Using the records below, report how many lines hold "Curragh", with no extra text.

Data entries
■ ■ ■ ■ ■ ■ ■

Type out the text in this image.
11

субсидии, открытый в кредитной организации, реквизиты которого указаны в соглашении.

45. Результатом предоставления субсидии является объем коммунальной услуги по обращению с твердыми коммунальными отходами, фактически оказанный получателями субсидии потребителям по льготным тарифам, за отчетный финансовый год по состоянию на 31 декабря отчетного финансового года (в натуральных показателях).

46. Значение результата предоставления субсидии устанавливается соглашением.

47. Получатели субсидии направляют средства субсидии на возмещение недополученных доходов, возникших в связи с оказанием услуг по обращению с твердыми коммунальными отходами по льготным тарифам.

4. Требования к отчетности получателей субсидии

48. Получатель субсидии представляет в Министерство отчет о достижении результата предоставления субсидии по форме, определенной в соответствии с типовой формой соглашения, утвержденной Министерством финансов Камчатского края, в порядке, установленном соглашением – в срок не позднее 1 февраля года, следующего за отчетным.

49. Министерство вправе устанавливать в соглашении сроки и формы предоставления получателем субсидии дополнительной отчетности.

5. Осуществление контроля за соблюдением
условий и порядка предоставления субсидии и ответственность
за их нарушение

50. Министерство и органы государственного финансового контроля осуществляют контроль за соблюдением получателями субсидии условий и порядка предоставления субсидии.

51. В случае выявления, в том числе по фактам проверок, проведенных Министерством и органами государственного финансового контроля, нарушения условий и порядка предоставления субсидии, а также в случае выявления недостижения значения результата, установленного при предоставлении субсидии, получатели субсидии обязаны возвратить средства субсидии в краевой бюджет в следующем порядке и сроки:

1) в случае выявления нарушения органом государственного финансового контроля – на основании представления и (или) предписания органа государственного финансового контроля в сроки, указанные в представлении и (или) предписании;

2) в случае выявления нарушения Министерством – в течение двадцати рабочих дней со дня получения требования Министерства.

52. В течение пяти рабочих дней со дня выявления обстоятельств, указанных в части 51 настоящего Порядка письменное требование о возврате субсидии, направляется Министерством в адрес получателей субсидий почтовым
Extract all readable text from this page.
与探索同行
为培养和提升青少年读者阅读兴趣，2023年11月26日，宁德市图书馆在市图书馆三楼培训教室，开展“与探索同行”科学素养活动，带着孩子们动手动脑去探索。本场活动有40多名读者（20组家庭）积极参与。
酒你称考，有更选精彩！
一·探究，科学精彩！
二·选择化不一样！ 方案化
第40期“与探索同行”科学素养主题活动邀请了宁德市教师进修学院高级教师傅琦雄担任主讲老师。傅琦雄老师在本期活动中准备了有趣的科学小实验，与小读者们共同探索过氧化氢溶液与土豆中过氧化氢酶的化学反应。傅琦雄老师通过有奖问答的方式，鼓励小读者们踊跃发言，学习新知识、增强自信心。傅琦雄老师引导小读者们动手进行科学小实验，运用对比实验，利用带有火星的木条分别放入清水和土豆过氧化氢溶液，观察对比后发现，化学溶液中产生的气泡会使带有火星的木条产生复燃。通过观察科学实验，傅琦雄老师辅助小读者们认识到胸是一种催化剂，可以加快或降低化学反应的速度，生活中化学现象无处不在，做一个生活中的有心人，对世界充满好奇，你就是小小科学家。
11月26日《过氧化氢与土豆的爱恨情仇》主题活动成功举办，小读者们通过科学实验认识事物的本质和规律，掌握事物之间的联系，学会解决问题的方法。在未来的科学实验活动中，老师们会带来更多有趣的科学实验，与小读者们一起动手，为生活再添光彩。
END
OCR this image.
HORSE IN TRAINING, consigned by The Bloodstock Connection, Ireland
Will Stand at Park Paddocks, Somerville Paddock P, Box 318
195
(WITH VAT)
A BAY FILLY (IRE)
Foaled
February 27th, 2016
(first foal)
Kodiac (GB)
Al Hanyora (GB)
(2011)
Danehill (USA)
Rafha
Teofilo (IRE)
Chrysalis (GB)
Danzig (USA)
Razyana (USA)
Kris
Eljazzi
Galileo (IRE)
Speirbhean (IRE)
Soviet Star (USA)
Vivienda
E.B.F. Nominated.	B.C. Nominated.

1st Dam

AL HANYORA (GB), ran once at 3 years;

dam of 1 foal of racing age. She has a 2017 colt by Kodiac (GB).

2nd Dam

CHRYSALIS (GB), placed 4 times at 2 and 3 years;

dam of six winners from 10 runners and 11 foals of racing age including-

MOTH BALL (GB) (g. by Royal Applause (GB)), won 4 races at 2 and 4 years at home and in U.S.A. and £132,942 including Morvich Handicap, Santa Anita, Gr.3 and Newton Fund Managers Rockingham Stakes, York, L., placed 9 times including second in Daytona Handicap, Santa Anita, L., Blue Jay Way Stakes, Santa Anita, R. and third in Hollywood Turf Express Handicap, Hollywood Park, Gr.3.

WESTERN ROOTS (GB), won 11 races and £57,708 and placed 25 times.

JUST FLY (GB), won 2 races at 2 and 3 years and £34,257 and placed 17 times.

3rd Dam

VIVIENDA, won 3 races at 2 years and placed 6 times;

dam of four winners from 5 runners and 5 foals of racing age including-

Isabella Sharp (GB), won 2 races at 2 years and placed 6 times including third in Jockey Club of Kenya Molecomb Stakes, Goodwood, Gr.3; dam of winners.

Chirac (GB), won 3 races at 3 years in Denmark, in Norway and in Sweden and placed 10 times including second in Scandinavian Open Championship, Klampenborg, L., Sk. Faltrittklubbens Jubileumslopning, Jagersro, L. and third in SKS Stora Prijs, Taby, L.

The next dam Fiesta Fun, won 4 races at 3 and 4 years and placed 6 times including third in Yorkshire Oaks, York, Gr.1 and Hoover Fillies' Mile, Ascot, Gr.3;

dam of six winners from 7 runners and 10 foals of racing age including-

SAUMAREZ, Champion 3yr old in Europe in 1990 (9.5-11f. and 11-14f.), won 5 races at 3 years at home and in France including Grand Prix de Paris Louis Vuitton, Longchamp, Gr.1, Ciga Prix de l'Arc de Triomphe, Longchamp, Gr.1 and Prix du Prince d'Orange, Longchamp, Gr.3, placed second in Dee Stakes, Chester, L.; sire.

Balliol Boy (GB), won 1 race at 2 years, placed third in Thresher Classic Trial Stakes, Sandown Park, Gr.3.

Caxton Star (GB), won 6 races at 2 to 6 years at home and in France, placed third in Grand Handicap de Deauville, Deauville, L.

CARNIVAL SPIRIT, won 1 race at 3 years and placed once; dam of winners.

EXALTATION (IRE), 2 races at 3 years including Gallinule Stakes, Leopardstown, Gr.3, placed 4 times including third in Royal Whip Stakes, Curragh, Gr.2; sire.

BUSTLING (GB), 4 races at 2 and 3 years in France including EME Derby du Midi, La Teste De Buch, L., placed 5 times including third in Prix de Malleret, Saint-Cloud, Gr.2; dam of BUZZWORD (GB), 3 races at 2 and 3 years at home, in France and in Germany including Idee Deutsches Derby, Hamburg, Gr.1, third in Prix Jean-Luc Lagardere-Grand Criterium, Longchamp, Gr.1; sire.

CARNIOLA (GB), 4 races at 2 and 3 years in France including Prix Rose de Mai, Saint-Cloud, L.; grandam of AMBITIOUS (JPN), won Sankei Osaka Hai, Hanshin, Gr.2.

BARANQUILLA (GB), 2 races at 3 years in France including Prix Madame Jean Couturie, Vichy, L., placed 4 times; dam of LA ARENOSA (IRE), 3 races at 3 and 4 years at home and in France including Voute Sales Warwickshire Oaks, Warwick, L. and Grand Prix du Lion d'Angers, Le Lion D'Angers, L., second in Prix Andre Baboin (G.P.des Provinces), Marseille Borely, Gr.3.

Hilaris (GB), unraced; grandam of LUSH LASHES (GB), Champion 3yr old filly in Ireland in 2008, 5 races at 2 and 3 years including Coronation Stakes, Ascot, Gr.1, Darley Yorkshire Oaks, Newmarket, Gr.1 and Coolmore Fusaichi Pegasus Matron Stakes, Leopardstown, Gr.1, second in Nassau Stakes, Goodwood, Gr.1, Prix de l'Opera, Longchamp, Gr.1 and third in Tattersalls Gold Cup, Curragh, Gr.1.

■ ■ ■ ■ ■ ■ ■

■ Answer to this problem:
2